• **WHAT TO DO**
Within the listing below, locate all lines containing the word "день". Copy each one.

• **EXTRACTED DATA**
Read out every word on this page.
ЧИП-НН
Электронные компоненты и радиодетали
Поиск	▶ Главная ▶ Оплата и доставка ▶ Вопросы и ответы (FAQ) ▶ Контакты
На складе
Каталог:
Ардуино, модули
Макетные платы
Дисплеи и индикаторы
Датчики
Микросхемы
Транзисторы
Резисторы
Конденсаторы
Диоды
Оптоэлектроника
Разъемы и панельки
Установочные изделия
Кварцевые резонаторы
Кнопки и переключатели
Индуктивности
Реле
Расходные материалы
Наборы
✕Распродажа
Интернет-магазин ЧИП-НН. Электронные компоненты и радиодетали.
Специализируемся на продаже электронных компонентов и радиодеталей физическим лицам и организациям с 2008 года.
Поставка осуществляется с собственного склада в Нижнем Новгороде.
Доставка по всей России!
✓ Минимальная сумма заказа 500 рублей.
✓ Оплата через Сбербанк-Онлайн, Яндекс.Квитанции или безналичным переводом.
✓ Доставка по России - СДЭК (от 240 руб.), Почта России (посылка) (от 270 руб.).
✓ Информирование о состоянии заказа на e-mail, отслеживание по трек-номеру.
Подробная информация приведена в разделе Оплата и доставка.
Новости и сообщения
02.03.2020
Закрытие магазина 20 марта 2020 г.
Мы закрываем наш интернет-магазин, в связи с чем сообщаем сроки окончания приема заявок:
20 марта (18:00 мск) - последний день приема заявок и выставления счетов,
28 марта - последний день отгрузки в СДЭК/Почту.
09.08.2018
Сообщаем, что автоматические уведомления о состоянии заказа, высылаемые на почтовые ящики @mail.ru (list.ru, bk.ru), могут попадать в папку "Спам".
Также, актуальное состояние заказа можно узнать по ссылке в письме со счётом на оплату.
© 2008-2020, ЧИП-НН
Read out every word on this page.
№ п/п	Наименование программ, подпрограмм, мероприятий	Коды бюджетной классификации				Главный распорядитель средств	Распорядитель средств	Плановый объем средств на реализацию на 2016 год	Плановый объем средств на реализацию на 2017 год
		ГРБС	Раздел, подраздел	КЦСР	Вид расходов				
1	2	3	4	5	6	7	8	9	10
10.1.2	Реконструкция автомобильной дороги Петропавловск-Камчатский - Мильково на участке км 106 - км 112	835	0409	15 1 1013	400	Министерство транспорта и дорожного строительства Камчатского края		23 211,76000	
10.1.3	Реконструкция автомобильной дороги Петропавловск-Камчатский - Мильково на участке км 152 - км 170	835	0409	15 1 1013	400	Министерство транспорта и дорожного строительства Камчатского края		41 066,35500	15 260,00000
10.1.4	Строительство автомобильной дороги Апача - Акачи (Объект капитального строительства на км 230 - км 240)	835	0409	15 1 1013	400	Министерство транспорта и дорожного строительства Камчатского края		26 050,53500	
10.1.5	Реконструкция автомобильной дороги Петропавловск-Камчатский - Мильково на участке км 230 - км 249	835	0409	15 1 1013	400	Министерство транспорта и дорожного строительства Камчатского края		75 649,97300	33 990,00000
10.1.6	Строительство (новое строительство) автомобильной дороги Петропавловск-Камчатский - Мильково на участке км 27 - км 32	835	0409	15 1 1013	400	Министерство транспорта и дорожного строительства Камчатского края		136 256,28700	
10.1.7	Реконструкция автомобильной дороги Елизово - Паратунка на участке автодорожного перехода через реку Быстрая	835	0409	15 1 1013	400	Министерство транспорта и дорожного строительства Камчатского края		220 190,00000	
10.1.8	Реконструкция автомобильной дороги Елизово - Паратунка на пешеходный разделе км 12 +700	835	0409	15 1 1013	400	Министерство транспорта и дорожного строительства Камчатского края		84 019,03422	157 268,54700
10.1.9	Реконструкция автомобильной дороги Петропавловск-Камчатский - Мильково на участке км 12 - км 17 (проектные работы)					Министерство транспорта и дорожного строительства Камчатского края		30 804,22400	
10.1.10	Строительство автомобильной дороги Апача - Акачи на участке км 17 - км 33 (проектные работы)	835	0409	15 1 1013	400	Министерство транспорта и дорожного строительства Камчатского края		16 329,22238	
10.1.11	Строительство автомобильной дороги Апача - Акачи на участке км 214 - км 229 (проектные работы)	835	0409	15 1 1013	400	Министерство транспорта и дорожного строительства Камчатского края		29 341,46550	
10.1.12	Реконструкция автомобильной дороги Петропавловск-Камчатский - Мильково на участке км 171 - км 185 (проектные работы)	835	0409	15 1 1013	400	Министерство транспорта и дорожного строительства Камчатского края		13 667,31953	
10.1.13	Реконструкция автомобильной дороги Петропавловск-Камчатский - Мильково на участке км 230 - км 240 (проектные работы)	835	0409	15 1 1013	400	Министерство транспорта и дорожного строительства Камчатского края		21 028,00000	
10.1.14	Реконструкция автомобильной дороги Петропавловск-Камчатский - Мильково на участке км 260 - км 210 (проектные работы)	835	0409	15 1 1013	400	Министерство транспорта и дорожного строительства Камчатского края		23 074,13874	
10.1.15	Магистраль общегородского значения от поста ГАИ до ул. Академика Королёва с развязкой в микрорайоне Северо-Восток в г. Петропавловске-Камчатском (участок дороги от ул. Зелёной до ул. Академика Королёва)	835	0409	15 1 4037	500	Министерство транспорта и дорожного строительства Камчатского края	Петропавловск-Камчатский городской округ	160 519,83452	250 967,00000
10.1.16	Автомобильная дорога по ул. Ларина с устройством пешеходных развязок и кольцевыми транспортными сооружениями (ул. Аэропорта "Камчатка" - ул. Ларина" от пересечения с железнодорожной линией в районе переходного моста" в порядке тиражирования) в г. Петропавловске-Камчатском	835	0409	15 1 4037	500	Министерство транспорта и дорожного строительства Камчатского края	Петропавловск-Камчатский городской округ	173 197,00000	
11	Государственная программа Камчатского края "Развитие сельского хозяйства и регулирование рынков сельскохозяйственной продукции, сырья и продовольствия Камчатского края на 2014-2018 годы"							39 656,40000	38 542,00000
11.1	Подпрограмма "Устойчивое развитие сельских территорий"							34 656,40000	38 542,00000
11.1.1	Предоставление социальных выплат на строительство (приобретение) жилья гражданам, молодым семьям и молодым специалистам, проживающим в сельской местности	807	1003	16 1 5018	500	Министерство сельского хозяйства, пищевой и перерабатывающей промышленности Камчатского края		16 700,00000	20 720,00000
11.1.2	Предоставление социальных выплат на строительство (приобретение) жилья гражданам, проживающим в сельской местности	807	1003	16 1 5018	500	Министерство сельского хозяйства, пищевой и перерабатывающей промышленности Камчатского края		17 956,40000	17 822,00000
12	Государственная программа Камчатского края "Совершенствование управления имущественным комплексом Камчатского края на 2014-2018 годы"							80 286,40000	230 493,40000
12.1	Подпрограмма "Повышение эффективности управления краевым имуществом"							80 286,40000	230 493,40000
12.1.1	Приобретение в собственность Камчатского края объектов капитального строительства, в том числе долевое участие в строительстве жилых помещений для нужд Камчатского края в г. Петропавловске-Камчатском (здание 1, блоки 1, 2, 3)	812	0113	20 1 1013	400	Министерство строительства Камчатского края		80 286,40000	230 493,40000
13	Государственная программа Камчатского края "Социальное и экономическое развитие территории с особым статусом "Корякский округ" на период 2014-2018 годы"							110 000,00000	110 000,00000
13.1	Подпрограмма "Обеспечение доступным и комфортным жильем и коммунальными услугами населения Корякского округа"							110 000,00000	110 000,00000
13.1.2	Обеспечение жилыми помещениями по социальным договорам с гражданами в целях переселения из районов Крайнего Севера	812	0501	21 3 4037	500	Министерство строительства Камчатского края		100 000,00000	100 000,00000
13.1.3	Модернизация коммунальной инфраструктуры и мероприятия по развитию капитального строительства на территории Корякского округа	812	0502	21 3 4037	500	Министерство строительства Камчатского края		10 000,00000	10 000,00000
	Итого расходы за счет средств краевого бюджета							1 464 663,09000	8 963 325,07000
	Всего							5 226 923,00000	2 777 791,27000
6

• **RESPONSE**
20 марта (18:00 мск) - последний день приема заявок и выставления счетов,
28 марта - последний день отгрузки в СДЭК/Почту.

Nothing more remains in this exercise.